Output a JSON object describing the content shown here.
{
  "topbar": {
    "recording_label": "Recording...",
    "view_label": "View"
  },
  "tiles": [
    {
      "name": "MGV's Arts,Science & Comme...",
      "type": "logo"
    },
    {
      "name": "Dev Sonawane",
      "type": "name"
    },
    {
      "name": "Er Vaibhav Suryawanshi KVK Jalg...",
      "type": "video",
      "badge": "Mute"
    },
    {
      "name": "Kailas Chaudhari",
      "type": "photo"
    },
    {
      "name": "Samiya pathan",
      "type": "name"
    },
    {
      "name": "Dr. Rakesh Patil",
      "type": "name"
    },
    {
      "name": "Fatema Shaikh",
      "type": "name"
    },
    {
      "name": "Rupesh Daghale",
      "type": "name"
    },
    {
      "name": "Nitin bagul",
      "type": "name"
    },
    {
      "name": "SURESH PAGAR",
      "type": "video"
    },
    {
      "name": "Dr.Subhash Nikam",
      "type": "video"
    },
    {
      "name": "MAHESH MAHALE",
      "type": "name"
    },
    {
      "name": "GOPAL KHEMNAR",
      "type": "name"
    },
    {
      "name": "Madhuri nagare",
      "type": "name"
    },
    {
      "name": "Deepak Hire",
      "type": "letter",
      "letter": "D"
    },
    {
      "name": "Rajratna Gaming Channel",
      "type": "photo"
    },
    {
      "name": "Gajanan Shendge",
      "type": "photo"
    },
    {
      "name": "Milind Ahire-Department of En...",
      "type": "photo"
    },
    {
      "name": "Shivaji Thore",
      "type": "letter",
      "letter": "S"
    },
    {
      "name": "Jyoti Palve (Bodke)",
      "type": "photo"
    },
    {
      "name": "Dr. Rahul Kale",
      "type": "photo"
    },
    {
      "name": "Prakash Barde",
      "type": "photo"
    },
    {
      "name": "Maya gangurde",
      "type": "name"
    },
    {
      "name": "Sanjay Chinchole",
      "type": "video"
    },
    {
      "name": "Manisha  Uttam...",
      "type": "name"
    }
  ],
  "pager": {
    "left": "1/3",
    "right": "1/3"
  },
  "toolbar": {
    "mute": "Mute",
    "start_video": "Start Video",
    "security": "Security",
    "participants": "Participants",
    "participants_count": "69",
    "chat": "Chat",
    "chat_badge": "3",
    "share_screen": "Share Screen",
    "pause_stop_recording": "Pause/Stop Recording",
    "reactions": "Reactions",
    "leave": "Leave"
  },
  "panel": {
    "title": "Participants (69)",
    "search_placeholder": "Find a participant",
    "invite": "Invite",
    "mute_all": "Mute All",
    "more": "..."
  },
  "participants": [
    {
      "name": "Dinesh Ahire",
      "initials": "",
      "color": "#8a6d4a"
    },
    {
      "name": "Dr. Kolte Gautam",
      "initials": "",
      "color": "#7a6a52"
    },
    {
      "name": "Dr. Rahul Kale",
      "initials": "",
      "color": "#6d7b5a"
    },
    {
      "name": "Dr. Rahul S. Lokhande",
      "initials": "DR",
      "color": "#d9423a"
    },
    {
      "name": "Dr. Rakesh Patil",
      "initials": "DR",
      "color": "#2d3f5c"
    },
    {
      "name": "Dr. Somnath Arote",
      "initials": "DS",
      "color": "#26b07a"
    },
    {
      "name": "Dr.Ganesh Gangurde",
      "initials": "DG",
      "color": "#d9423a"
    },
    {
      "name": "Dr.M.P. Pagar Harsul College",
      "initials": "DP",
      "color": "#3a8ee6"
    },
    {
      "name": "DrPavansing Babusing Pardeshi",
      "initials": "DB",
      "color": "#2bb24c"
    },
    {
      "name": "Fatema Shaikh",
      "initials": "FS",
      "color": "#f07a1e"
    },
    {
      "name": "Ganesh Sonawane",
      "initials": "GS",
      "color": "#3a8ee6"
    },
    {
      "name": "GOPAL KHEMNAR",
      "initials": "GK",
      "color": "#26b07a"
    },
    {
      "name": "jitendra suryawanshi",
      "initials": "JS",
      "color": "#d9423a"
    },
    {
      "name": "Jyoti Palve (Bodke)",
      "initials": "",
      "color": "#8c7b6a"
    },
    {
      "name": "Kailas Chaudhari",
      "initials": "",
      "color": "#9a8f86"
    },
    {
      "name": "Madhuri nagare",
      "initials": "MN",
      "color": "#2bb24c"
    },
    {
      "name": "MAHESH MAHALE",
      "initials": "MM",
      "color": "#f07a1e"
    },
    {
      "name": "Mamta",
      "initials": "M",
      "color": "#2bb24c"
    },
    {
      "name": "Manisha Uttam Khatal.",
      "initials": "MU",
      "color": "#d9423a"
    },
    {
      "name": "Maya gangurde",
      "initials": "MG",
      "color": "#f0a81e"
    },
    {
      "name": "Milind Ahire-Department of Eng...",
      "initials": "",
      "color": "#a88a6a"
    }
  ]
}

To be done: Extract every record and return it verbatim.

Exercise result:
Output a JSON object describing the content shown here.
{
  "topbar": {
    "recording_label": "Recording...",
    "view_label": "View"
  },
  "tiles": [
    {
      "name": "MGV's Arts,Science & Comme...",
      "type": "logo"
    },
    {
      "name": "Dev Sonawane",
      "type": "name"
    },
    {
      "name": "Er Vaibhav Suryawanshi KVK Jalg...",
      "type": "video",
      "badge": "Mute"
    },
    {
      "name": "Kailas Chaudhari",
      "type": "photo"
    },
    {
      "name": "Samiya pathan",
      "type": "name"
    },
    {
      "name": "Dr. Rakesh Patil",
      "type": "name"
    },
    {
      "name": "Fatema Shaikh",
      "type": "name"
    },
    {
      "name": "Rupesh Daghale",
      "type": "name"
    },
    {
      "name": "Nitin bagul",
      "type": "name"
    },
    {
      "name": "SURESH PAGAR",
      "type": "video"
    },
    {
      "name": "Dr.Subhash Nikam",
      "type": "video"
    },
    {
      "name": "MAHESH MAHALE",
      "type": "name"
    },
    {
      "name": "GOPAL KHEMNAR",
      "type": "name"
    },
    {
      "name": "Madhuri nagare",
      "type": "name"
    },
    {
      "name": "Deepak Hire",
      "type": "letter",
      "letter": "D"
    },
    {
      "name": "Rajratna Gaming Channel",
      "type": "photo"
    },
    {
      "name": "Gajanan Shendge",
      "type": "photo"
    },
    {
      "name": "Milind Ahire-Department of En...",
      "type": "photo"
    },
    {
      "name": "Shivaji Thore",
      "type": "letter",
      "letter": "S"
    },
    {
      "name": "Jyoti Palve (Bodke)",
      "type": "photo"
    },
    {
      "name": "Dr. Rahul Kale",
      "type": "photo"
    },
    {
      "name": "Prakash Barde",
      "type": "photo"
    },
    {
      "name": "Maya gangurde",
      "type": "name"
    },
    {
      "name": "Sanjay Chinchole",
      "type": "video"
    },
    {
      "name": "Manisha  Uttam...",
      "type": "name"
    }
  ],
  "pager": {
    "left": "1/3",
    "right": "1/3"
  },
  "toolbar": {
    "mute": "Mute",
    "start_video": "Start Video",
    "security": "Security",
    "participants": "Participants",
    "participants_count": "69",
    "chat": "Chat",
    "chat_badge": "3",
    "share_screen": "Share Screen",
    "pause_stop_recording": "Pause/Stop Recording",
    "reactions": "Reactions",
    "leave": "Leave"
  },
  "panel": {
    "title": "Participants (69)",
    "search_placeholder": "Find a participant",
    "invite": "Invite",
    "mute_all": "Mute All",
    "more": "..."
  },
  "participants": [
    {
      "name": "Dinesh Ahire",
      "initials": "",
      "color": "#8a6d4a"
    },
    {
      "name": "Dr. Kolte Gautam",
      "initials": "",
      "color": "#7a6a52"
    },
    {
      "name": "Dr. Rahul Kale",
      "initials": "",
      "color": "#6d7b5a"
    },
    {
      "name": "Dr. Rahul S. Lokhande",
      "initials": "DR",
      "color": "#d9423a"
    },
    {
      "name": "Dr. Rakesh Patil",
      "initials": "DR",
      "color": "#2d3f5c"
    },
    {
      "name": "Dr. Somnath Arote",
      "initials": "DS",
      "color": "#26b07a"
    },
    {
      "name": "Dr.Ganesh Gangurde",
      "initials": "DG",
      "color": "#d9423a"
    },
    {
      "name": "Dr.M.P. Pagar Harsul College",
      "initials": "DP",
      "color": "#3a8ee6"
    },
    {
      "name": "DrPavansing Babusing Pardeshi",
      "initials": "DB",
      "color": "#2bb24c"
    },
    {
      "name": "Fatema Shaikh",
      "initials": "FS",
      "color": "#f07a1e"
    },
    {
      "name": "Ganesh Sonawane",
      "initials": "GS",
      "color": "#3a8ee6"
    },
    {
      "name": "GOPAL KHEMNAR",
      "initials": "GK",
      "color": "#26b07a"
    },
    {
      "name": "jitendra suryawanshi",
      "initials": "JS",
      "color": "#d9423a"
    },
    {
      "name": "Jyoti Palve (Bodke)",
      "initials": "",
      "color": "#8c7b6a"
    },
    {
      "name": "Kailas Chaudhari",
      "initials": "",
      "color": "#9a8f86"
    },
    {
      "name": "Madhuri nagare",
      "initials": "MN",
      "color": "#2bb24c"
    },
    {
      "name": "MAHESH MAHALE",
      "initials": "MM",
      "color": "#f07a1e"
    },
    {
      "name": "Mamta",
      "initials": "M",
      "color": "#2bb24c"
    },
    {
      "name": "Manisha Uttam Khatal.",
      "initials": "MU",
      "color": "#d9423a"
    },
    {
      "name": "Maya gangurde",
      "initials": "MG",
      "color": "#f0a81e"
    },
    {
      "name": "Milind Ahire-Department of Eng...",
      "initials": "",
      "color": "#a88a6a"
    }
  ]
}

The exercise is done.